Rows from a figure dataset ▸

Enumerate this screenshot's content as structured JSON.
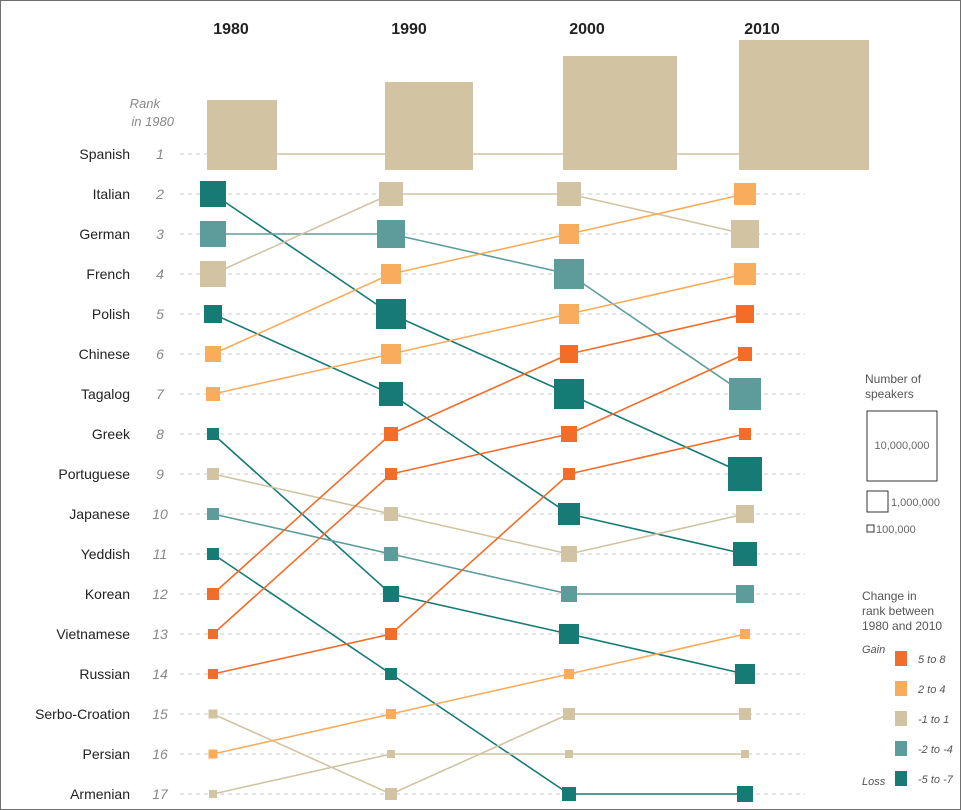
{
  "chart_data": {
    "type": "slope",
    "years": [
      "1980",
      "1990",
      "2000",
      "2010"
    ],
    "rank_header": [
      "Rank",
      "in 1980"
    ],
    "languages": [
      {
        "name": "Spanish",
        "rank1980": "1",
        "ranks": [
          1,
          1,
          1,
          1
        ],
        "categories": [
          "c0",
          "c0",
          "c0",
          "c0"
        ]
      },
      {
        "name": "Italian",
        "rank1980": "2",
        "ranks": [
          2,
          5,
          7,
          9
        ],
        "categories": [
          "c-57",
          "c-57",
          "c-57",
          "c-57"
        ]
      },
      {
        "name": "German",
        "rank1980": "3",
        "ranks": [
          3,
          3,
          4,
          7
        ],
        "categories": [
          "c-24",
          "c-24",
          "c-24",
          "c-24"
        ]
      },
      {
        "name": "French",
        "rank1980": "4",
        "ranks": [
          4,
          2,
          2,
          3
        ],
        "categories": [
          "c0",
          "c0",
          "c0",
          "c0"
        ]
      },
      {
        "name": "Polish",
        "rank1980": "5",
        "ranks": [
          5,
          7,
          10,
          11
        ],
        "categories": [
          "c-57",
          "c-57",
          "c-57",
          "c-57"
        ]
      },
      {
        "name": "Chinese",
        "rank1980": "6",
        "ranks": [
          6,
          4,
          3,
          2
        ],
        "categories": [
          "c24",
          "c24",
          "c24",
          "c24"
        ]
      },
      {
        "name": "Tagalog",
        "rank1980": "7",
        "ranks": [
          7,
          6,
          5,
          4
        ],
        "categories": [
          "c24",
          "c24",
          "c24",
          "c24"
        ]
      },
      {
        "name": "Greek",
        "rank1980": "8",
        "ranks": [
          8,
          12,
          13,
          14
        ],
        "categories": [
          "c-57",
          "c-57",
          "c-57",
          "c-57"
        ]
      },
      {
        "name": "Portuguese",
        "rank1980": "9",
        "ranks": [
          9,
          10,
          11,
          10
        ],
        "categories": [
          "c0",
          "c0",
          "c0",
          "c0"
        ]
      },
      {
        "name": "Japanese",
        "rank1980": "10",
        "ranks": [
          10,
          11,
          12,
          12
        ],
        "categories": [
          "c-24",
          "c-24",
          "c-24",
          "c-24"
        ]
      },
      {
        "name": "Yeddish",
        "rank1980": "11",
        "ranks": [
          11,
          14,
          17,
          17
        ],
        "categories": [
          "c-57",
          "c-57",
          "c-57",
          "c-57"
        ]
      },
      {
        "name": "Korean",
        "rank1980": "12",
        "ranks": [
          12,
          8,
          6,
          5
        ],
        "categories": [
          "c58",
          "c58",
          "c58",
          "c58"
        ]
      },
      {
        "name": "Vietnamese",
        "rank1980": "13",
        "ranks": [
          13,
          9,
          8,
          6
        ],
        "categories": [
          "c58",
          "c58",
          "c58",
          "c58"
        ]
      },
      {
        "name": "Russian",
        "rank1980": "14",
        "ranks": [
          14,
          13,
          9,
          8
        ],
        "categories": [
          "c58",
          "c58",
          "c58",
          "c58"
        ]
      },
      {
        "name": "Serbo-Croation",
        "rank1980": "15",
        "ranks": [
          15,
          17,
          15,
          15
        ],
        "categories": [
          "c0",
          "c0",
          "c0",
          "c0"
        ]
      },
      {
        "name": "Persian",
        "rank1980": "16",
        "ranks": [
          16,
          15,
          14,
          13
        ],
        "categories": [
          "c24",
          "c24",
          "c24",
          "c24"
        ]
      },
      {
        "name": "Armenian",
        "rank1980": "17",
        "ranks": [
          17,
          16,
          16,
          16
        ],
        "categories": [
          "c0",
          "c0",
          "c0",
          "c0"
        ]
      }
    ],
    "category_colors": {
      "c58": "#f26c2a",
      "c24": "#f9ac5b",
      "c0": "#d2c4a2",
      "c-24": "#5c9d9b",
      "c-57": "#167a75"
    },
    "legend": {
      "size_title": [
        "Number of",
        "speakers"
      ],
      "size_labels": [
        "10,000,000",
        "1,000,000",
        "100,000"
      ],
      "change_title": [
        "Change in",
        "rank between",
        "1980 and 2010"
      ],
      "gain_label": "Gain",
      "loss_label": "Loss",
      "items": [
        {
          "key": "c58",
          "label": "5 to 8"
        },
        {
          "key": "c24",
          "label": "2 to 4"
        },
        {
          "key": "c0",
          "label": "-1 to 1"
        },
        {
          "key": "c-24",
          "label": "-2 to -4"
        },
        {
          "key": "c-57",
          "label": "-5 to -7"
        }
      ]
    }
  }
}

Instructions for the task ▸
Every record above should be transcribed exactly; the pictures stay out of the copy.

Solution for this exercise ▸
Enumerate this screenshot's content as structured JSON.
{
  "chart_data": {
    "type": "slope",
    "years": [
      "1980",
      "1990",
      "2000",
      "2010"
    ],
    "rank_header": [
      "Rank",
      "in 1980"
    ],
    "languages": [
      {
        "name": "Spanish",
        "rank1980": "1",
        "ranks": [
          1,
          1,
          1,
          1
        ],
        "categories": [
          "c0",
          "c0",
          "c0",
          "c0"
        ]
      },
      {
        "name": "Italian",
        "rank1980": "2",
        "ranks": [
          2,
          5,
          7,
          9
        ],
        "categories": [
          "c-57",
          "c-57",
          "c-57",
          "c-57"
        ]
      },
      {
        "name": "German",
        "rank1980": "3",
        "ranks": [
          3,
          3,
          4,
          7
        ],
        "categories": [
          "c-24",
          "c-24",
          "c-24",
          "c-24"
        ]
      },
      {
        "name": "French",
        "rank1980": "4",
        "ranks": [
          4,
          2,
          2,
          3
        ],
        "categories": [
          "c0",
          "c0",
          "c0",
          "c0"
        ]
      },
      {
        "name": "Polish",
        "rank1980": "5",
        "ranks": [
          5,
          7,
          10,
          11
        ],
        "categories": [
          "c-57",
          "c-57",
          "c-57",
          "c-57"
        ]
      },
      {
        "name": "Chinese",
        "rank1980": "6",
        "ranks": [
          6,
          4,
          3,
          2
        ],
        "categories": [
          "c24",
          "c24",
          "c24",
          "c24"
        ]
      },
      {
        "name": "Tagalog",
        "rank1980": "7",
        "ranks": [
          7,
          6,
          5,
          4
        ],
        "categories": [
          "c24",
          "c24",
          "c24",
          "c24"
        ]
      },
      {
        "name": "Greek",
        "rank1980": "8",
        "ranks": [
          8,
          12,
          13,
          14
        ],
        "categories": [
          "c-57",
          "c-57",
          "c-57",
          "c-57"
        ]
      },
      {
        "name": "Portuguese",
        "rank1980": "9",
        "ranks": [
          9,
          10,
          11,
          10
        ],
        "categories": [
          "c0",
          "c0",
          "c0",
          "c0"
        ]
      },
      {
        "name": "Japanese",
        "rank1980": "10",
        "ranks": [
          10,
          11,
          12,
          12
        ],
        "categories": [
          "c-24",
          "c-24",
          "c-24",
          "c-24"
        ]
      },
      {
        "name": "Yeddish",
        "rank1980": "11",
        "ranks": [
          11,
          14,
          17,
          17
        ],
        "categories": [
          "c-57",
          "c-57",
          "c-57",
          "c-57"
        ]
      },
      {
        "name": "Korean",
        "rank1980": "12",
        "ranks": [
          12,
          8,
          6,
          5
        ],
        "categories": [
          "c58",
          "c58",
          "c58",
          "c58"
        ]
      },
      {
        "name": "Vietnamese",
        "rank1980": "13",
        "ranks": [
          13,
          9,
          8,
          6
        ],
        "categories": [
          "c58",
          "c58",
          "c58",
          "c58"
        ]
      },
      {
        "name": "Russian",
        "rank1980": "14",
        "ranks": [
          14,
          13,
          9,
          8
        ],
        "categories": [
          "c58",
          "c58",
          "c58",
          "c58"
        ]
      },
      {
        "name": "Serbo-Croation",
        "rank1980": "15",
        "ranks": [
          15,
          17,
          15,
          15
        ],
        "categories": [
          "c0",
          "c0",
          "c0",
          "c0"
        ]
      },
      {
        "name": "Persian",
        "rank1980": "16",
        "ranks": [
          16,
          15,
          14,
          13
        ],
        "categories": [
          "c24",
          "c24",
          "c24",
          "c24"
        ]
      },
      {
        "name": "Armenian",
        "rank1980": "17",
        "ranks": [
          17,
          16,
          16,
          16
        ],
        "categories": [
          "c0",
          "c0",
          "c0",
          "c0"
        ]
      }
    ],
    "category_colors": {
      "c58": "#f26c2a",
      "c24": "#f9ac5b",
      "c0": "#d2c4a2",
      "c-24": "#5c9d9b",
      "c-57": "#167a75"
    },
    "legend": {
      "size_title": [
        "Number of",
        "speakers"
      ],
      "size_labels": [
        "10,000,000",
        "1,000,000",
        "100,000"
      ],
      "change_title": [
        "Change in",
        "rank between",
        "1980 and 2010"
      ],
      "gain_label": "Gain",
      "loss_label": "Loss",
      "items": [
        {
          "key": "c58",
          "label": "5 to 8"
        },
        {
          "key": "c24",
          "label": "2 to 4"
        },
        {
          "key": "c0",
          "label": "-1 to 1"
        },
        {
          "key": "c-24",
          "label": "-2 to -4"
        },
        {
          "key": "c-57",
          "label": "-5 to -7"
        }
      ]
    }
  }
}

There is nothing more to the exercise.